THE TASK:
Set the listing down unchanged, minus every embedded image.
**** EXCERPTED RECORDS ****
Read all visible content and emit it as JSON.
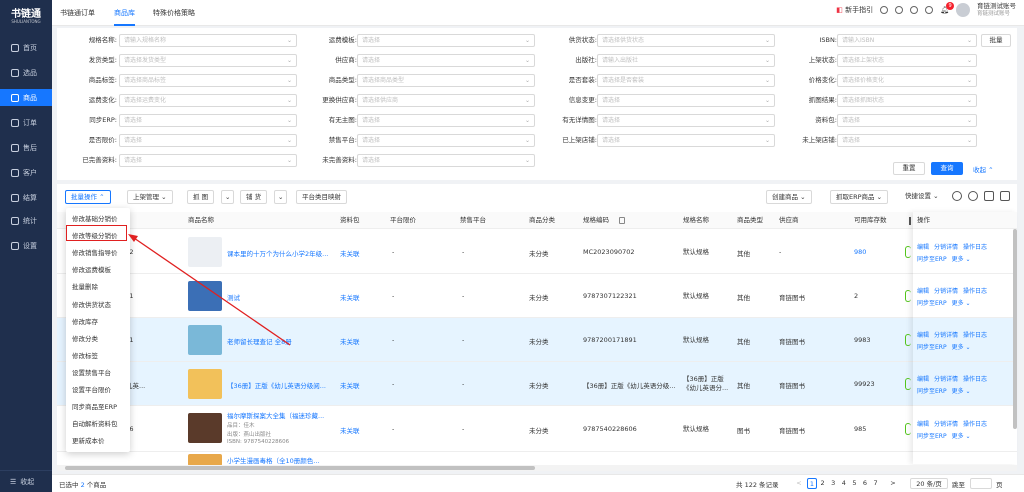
{
  "logo": {
    "name": "书链通",
    "sub": "SHULIANTONG"
  },
  "sidebar": {
    "items": [
      {
        "label": "首页",
        "icon": "monitor-icon"
      },
      {
        "label": "选品",
        "icon": "select-icon"
      },
      {
        "label": "商品",
        "icon": "goods-icon",
        "active": true
      },
      {
        "label": "订单",
        "icon": "order-icon"
      },
      {
        "label": "售后",
        "icon": "aftersale-icon"
      },
      {
        "label": "客户",
        "icon": "customer-icon"
      },
      {
        "label": "结算",
        "icon": "settlement-icon"
      },
      {
        "label": "统计",
        "icon": "stats-icon"
      },
      {
        "label": "设置",
        "icon": "settings-icon"
      }
    ],
    "collapse": "收起"
  },
  "topbar": {
    "tabs": [
      "书链通订单",
      "商品库",
      "特殊价格策略"
    ],
    "active_tab": 1,
    "guide": "新手指引",
    "badge": "9",
    "account_name": "育链测试账号",
    "account_sub": "育链测试账号"
  },
  "filters": {
    "rows": [
      [
        {
          "label": "规格名称:",
          "ph": "请输入规格名称"
        },
        {
          "label": "运费模板:",
          "ph": "请选择"
        },
        {
          "label": "供货状态:",
          "ph": "请选择供货状态"
        },
        {
          "label": "ISBN:",
          "ph": "请输入ISBN"
        }
      ],
      [
        {
          "label": "发货类型:",
          "ph": "请选择发货类型"
        },
        {
          "label": "供应商:",
          "ph": "请选择"
        },
        {
          "label": "出版社:",
          "ph": "请输入出版社"
        },
        {
          "label": "上架状态:",
          "ph": "请选择上架状态"
        }
      ],
      [
        {
          "label": "商品标签:",
          "ph": "请选择商品标签"
        },
        {
          "label": "商品类型:",
          "ph": "请选择商品类型"
        },
        {
          "label": "是否套装:",
          "ph": "请选择是否套装"
        },
        {
          "label": "价格变化:",
          "ph": "请选择价格变化"
        }
      ],
      [
        {
          "label": "运费变化:",
          "ph": "请选择运费变化"
        },
        {
          "label": "更换供应商:",
          "ph": "请选择供应商"
        },
        {
          "label": "信息变更:",
          "ph": "请选择"
        },
        {
          "label": "抓图结果:",
          "ph": "请选择抓图状态"
        }
      ],
      [
        {
          "label": "同步ERP:",
          "ph": "请选择"
        },
        {
          "label": "有无主图:",
          "ph": "请选择"
        },
        {
          "label": "有无详情图:",
          "ph": "请选择"
        },
        {
          "label": "资料包:",
          "ph": "请选择"
        }
      ],
      [
        {
          "label": "是否限价:",
          "ph": "请选择"
        },
        {
          "label": "禁售平台:",
          "ph": "请选择"
        },
        {
          "label": "已上架店铺:",
          "ph": "请选择"
        },
        {
          "label": "未上架店铺:",
          "ph": "请选择"
        }
      ],
      [
        {
          "label": "已完善资料:",
          "ph": "请选择"
        },
        {
          "label": "未完善资料:",
          "ph": "请选择"
        }
      ]
    ],
    "batch": "批量",
    "reset": "重置",
    "query": "查询",
    "collapse": "收起"
  },
  "toolbar": {
    "batch_op": "批量操作",
    "shelf": "上架管理",
    "grab": "抓 图",
    "sync": "铺 货",
    "category": "平台类目映射",
    "create": "创建商品",
    "grab_erp": "抓取ERP商品",
    "quick_set": "快捷设置"
  },
  "columns": [
    "商品名称",
    "资料包",
    "平台限价",
    "禁售平台",
    "商品分类",
    "规格编码",
    "规格名称",
    "商品类型",
    "供应商",
    "可用库存数",
    "操作"
  ],
  "rows": [
    {
      "code_suffix": "0702",
      "name": "课本里的十万个为什么小学2年级...",
      "meta": [],
      "pack": "未关联",
      "limit": "-",
      "ban": "-",
      "cat": "未分类",
      "sku": "MC2023090702",
      "spec": "默认规格",
      "type": "其他",
      "supplier": "-",
      "stock": "980",
      "stock_link": true,
      "ops": [
        "编辑",
        "分销详情",
        "操作日志",
        "同步至ERP",
        "更多"
      ],
      "sel": false,
      "thumb": "#eceff3"
    },
    {
      "code_suffix": "2321",
      "name": "测试",
      "meta": [],
      "pack": "未关联",
      "limit": "-",
      "ban": "-",
      "cat": "未分类",
      "sku": "9787307122321",
      "spec": "默认规格",
      "type": "其他",
      "supplier": "育链图书",
      "stock": "2",
      "stock_link": false,
      "ops": [
        "编辑",
        "分销详情",
        "操作日志",
        "同步至ERP",
        "更多"
      ],
      "sel": false,
      "thumb": "#3b6fb6"
    },
    {
      "code_suffix": "1891",
      "name": "老师留长理查记 全8册",
      "meta": [],
      "pack": "未关联",
      "limit": "-",
      "ban": "-",
      "cat": "未分类",
      "sku": "9787200171891",
      "spec": "默认规格",
      "type": "其他",
      "supplier": "育链图书",
      "stock": "9983",
      "stock_link": false,
      "ops": [
        "编辑",
        "分销详情",
        "操作日志",
        "同步至ERP",
        "更多"
      ],
      "sel": true,
      "thumb": "#7ab8d8"
    },
    {
      "code_suffix": "(幼儿英...",
      "name": "【36册】正版《幼儿英语分级阅...",
      "meta": [],
      "pack": "未关联",
      "limit": "-",
      "ban": "-",
      "cat": "未分类",
      "sku": "【36册】正版《幼儿英语分级...",
      "spec": "【36册】正版\n《幼儿英语分...",
      "type": "其他",
      "supplier": "育链图书",
      "stock": "99923",
      "stock_link": false,
      "ops": [
        "编辑",
        "分销详情",
        "操作日志",
        "同步至ERP",
        "更多"
      ],
      "sel": true,
      "thumb": "#f2c15a"
    },
    {
      "code_suffix": "8606",
      "name": "福尔摩斯探案大全集（福迷珍藏...",
      "meta": [
        "品目：佳木",
        "出版：燕山出版社",
        "ISBN: 9787540228606"
      ],
      "pack": "未关联",
      "limit": "-",
      "ban": "-",
      "cat": "未分类",
      "sku": "9787540228606",
      "spec": "默认规格",
      "type": "图书",
      "supplier": "育链图书",
      "stock": "985",
      "stock_link": false,
      "ops": [
        "编辑",
        "分销详情",
        "操作日志",
        "同步至ERP",
        "更多"
      ],
      "sel": false,
      "thumb": "#5a3a2a"
    },
    {
      "code_suffix": "",
      "name": "小学生漫画毒格（全10册颜色...",
      "meta": [],
      "pack": "",
      "limit": "",
      "ban": "",
      "cat": "",
      "sku": "",
      "spec": "",
      "type": "",
      "supplier": "",
      "stock": "",
      "stock_link": false,
      "ops": [],
      "sel": false,
      "thumb": "#e8a84a"
    }
  ],
  "menu": [
    "修改基础分销价",
    "修改等级分销价",
    "修改销售指导价",
    "修改运费模板",
    "批量删除",
    "修改供货状态",
    "修改库存",
    "修改分类",
    "修改标签",
    "设置禁售平台",
    "设置平台限价",
    "同步商品至ERP",
    "自动解析资料包",
    "更新成本价"
  ],
  "footer": {
    "selected_pre": "已选中",
    "selected_count": "2",
    "selected_post": "个商品",
    "total": "共 122 条记录",
    "pages": [
      "1",
      "2",
      "3",
      "4",
      "5",
      "6",
      "7"
    ],
    "next": ">",
    "page_size": "20 条/页",
    "goto": "跳至",
    "page_suffix": "页"
  }
}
****
ANSWER TO THIS TASK:
Read all visible content and emit it as JSON.
{
  "logo": {
    "name": "书链通",
    "sub": "SHULIANTONG"
  },
  "sidebar": {
    "items": [
      {
        "label": "首页",
        "icon": "monitor-icon"
      },
      {
        "label": "选品",
        "icon": "select-icon"
      },
      {
        "label": "商品",
        "icon": "goods-icon",
        "active": true
      },
      {
        "label": "订单",
        "icon": "order-icon"
      },
      {
        "label": "售后",
        "icon": "aftersale-icon"
      },
      {
        "label": "客户",
        "icon": "customer-icon"
      },
      {
        "label": "结算",
        "icon": "settlement-icon"
      },
      {
        "label": "统计",
        "icon": "stats-icon"
      },
      {
        "label": "设置",
        "icon": "settings-icon"
      }
    ],
    "collapse": "收起"
  },
  "topbar": {
    "tabs": [
      "书链通订单",
      "商品库",
      "特殊价格策略"
    ],
    "active_tab": 1,
    "guide": "新手指引",
    "badge": "9",
    "account_name": "育链测试账号",
    "account_sub": "育链测试账号"
  },
  "filters": {
    "rows": [
      [
        {
          "label": "规格名称:",
          "ph": "请输入规格名称"
        },
        {
          "label": "运费模板:",
          "ph": "请选择"
        },
        {
          "label": "供货状态:",
          "ph": "请选择供货状态"
        },
        {
          "label": "ISBN:",
          "ph": "请输入ISBN"
        }
      ],
      [
        {
          "label": "发货类型:",
          "ph": "请选择发货类型"
        },
        {
          "label": "供应商:",
          "ph": "请选择"
        },
        {
          "label": "出版社:",
          "ph": "请输入出版社"
        },
        {
          "label": "上架状态:",
          "ph": "请选择上架状态"
        }
      ],
      [
        {
          "label": "商品标签:",
          "ph": "请选择商品标签"
        },
        {
          "label": "商品类型:",
          "ph": "请选择商品类型"
        },
        {
          "label": "是否套装:",
          "ph": "请选择是否套装"
        },
        {
          "label": "价格变化:",
          "ph": "请选择价格变化"
        }
      ],
      [
        {
          "label": "运费变化:",
          "ph": "请选择运费变化"
        },
        {
          "label": "更换供应商:",
          "ph": "请选择供应商"
        },
        {
          "label": "信息变更:",
          "ph": "请选择"
        },
        {
          "label": "抓图结果:",
          "ph": "请选择抓图状态"
        }
      ],
      [
        {
          "label": "同步ERP:",
          "ph": "请选择"
        },
        {
          "label": "有无主图:",
          "ph": "请选择"
        },
        {
          "label": "有无详情图:",
          "ph": "请选择"
        },
        {
          "label": "资料包:",
          "ph": "请选择"
        }
      ],
      [
        {
          "label": "是否限价:",
          "ph": "请选择"
        },
        {
          "label": "禁售平台:",
          "ph": "请选择"
        },
        {
          "label": "已上架店铺:",
          "ph": "请选择"
        },
        {
          "label": "未上架店铺:",
          "ph": "请选择"
        }
      ],
      [
        {
          "label": "已完善资料:",
          "ph": "请选择"
        },
        {
          "label": "未完善资料:",
          "ph": "请选择"
        }
      ]
    ],
    "batch": "批量",
    "reset": "重置",
    "query": "查询",
    "collapse": "收起"
  },
  "toolbar": {
    "batch_op": "批量操作",
    "shelf": "上架管理",
    "grab": "抓 图",
    "sync": "铺 货",
    "category": "平台类目映射",
    "create": "创建商品",
    "grab_erp": "抓取ERP商品",
    "quick_set": "快捷设置"
  },
  "columns": [
    "商品名称",
    "资料包",
    "平台限价",
    "禁售平台",
    "商品分类",
    "规格编码",
    "规格名称",
    "商品类型",
    "供应商",
    "可用库存数",
    "操作"
  ],
  "rows": [
    {
      "code_suffix": "0702",
      "name": "课本里的十万个为什么小学2年级...",
      "meta": [],
      "pack": "未关联",
      "limit": "-",
      "ban": "-",
      "cat": "未分类",
      "sku": "MC2023090702",
      "spec": "默认规格",
      "type": "其他",
      "supplier": "-",
      "stock": "980",
      "stock_link": true,
      "ops": [
        "编辑",
        "分销详情",
        "操作日志",
        "同步至ERP",
        "更多"
      ],
      "sel": false,
      "thumb": "#eceff3"
    },
    {
      "code_suffix": "2321",
      "name": "测试",
      "meta": [],
      "pack": "未关联",
      "limit": "-",
      "ban": "-",
      "cat": "未分类",
      "sku": "9787307122321",
      "spec": "默认规格",
      "type": "其他",
      "supplier": "育链图书",
      "stock": "2",
      "stock_link": false,
      "ops": [
        "编辑",
        "分销详情",
        "操作日志",
        "同步至ERP",
        "更多"
      ],
      "sel": false,
      "thumb": "#3b6fb6"
    },
    {
      "code_suffix": "1891",
      "name": "老师留长理查记 全8册",
      "meta": [],
      "pack": "未关联",
      "limit": "-",
      "ban": "-",
      "cat": "未分类",
      "sku": "9787200171891",
      "spec": "默认规格",
      "type": "其他",
      "supplier": "育链图书",
      "stock": "9983",
      "stock_link": false,
      "ops": [
        "编辑",
        "分销详情",
        "操作日志",
        "同步至ERP",
        "更多"
      ],
      "sel": true,
      "thumb": "#7ab8d8"
    },
    {
      "code_suffix": "(幼儿英...",
      "name": "【36册】正版《幼儿英语分级阅...",
      "meta": [],
      "pack": "未关联",
      "limit": "-",
      "ban": "-",
      "cat": "未分类",
      "sku": "【36册】正版《幼儿英语分级...",
      "spec": "【36册】正版\n《幼儿英语分...",
      "type": "其他",
      "supplier": "育链图书",
      "stock": "99923",
      "stock_link": false,
      "ops": [
        "编辑",
        "分销详情",
        "操作日志",
        "同步至ERP",
        "更多"
      ],
      "sel": true,
      "thumb": "#f2c15a"
    },
    {
      "code_suffix": "8606",
      "name": "福尔摩斯探案大全集（福迷珍藏...",
      "meta": [
        "品目：佳木",
        "出版：燕山出版社",
        "ISBN: 9787540228606"
      ],
      "pack": "未关联",
      "limit": "-",
      "ban": "-",
      "cat": "未分类",
      "sku": "9787540228606",
      "spec": "默认规格",
      "type": "图书",
      "supplier": "育链图书",
      "stock": "985",
      "stock_link": false,
      "ops": [
        "编辑",
        "分销详情",
        "操作日志",
        "同步至ERP",
        "更多"
      ],
      "sel": false,
      "thumb": "#5a3a2a"
    },
    {
      "code_suffix": "",
      "name": "小学生漫画毒格（全10册颜色...",
      "meta": [],
      "pack": "",
      "limit": "",
      "ban": "",
      "cat": "",
      "sku": "",
      "spec": "",
      "type": "",
      "supplier": "",
      "stock": "",
      "stock_link": false,
      "ops": [],
      "sel": false,
      "thumb": "#e8a84a"
    }
  ],
  "menu": [
    "修改基础分销价",
    "修改等级分销价",
    "修改销售指导价",
    "修改运费模板",
    "批量删除",
    "修改供货状态",
    "修改库存",
    "修改分类",
    "修改标签",
    "设置禁售平台",
    "设置平台限价",
    "同步商品至ERP",
    "自动解析资料包",
    "更新成本价"
  ],
  "footer": {
    "selected_pre": "已选中",
    "selected_count": "2",
    "selected_post": "个商品",
    "total": "共 122 条记录",
    "pages": [
      "1",
      "2",
      "3",
      "4",
      "5",
      "6",
      "7"
    ],
    "next": ">",
    "page_size": "20 条/页",
    "goto": "跳至",
    "page_suffix": "页"
  }
}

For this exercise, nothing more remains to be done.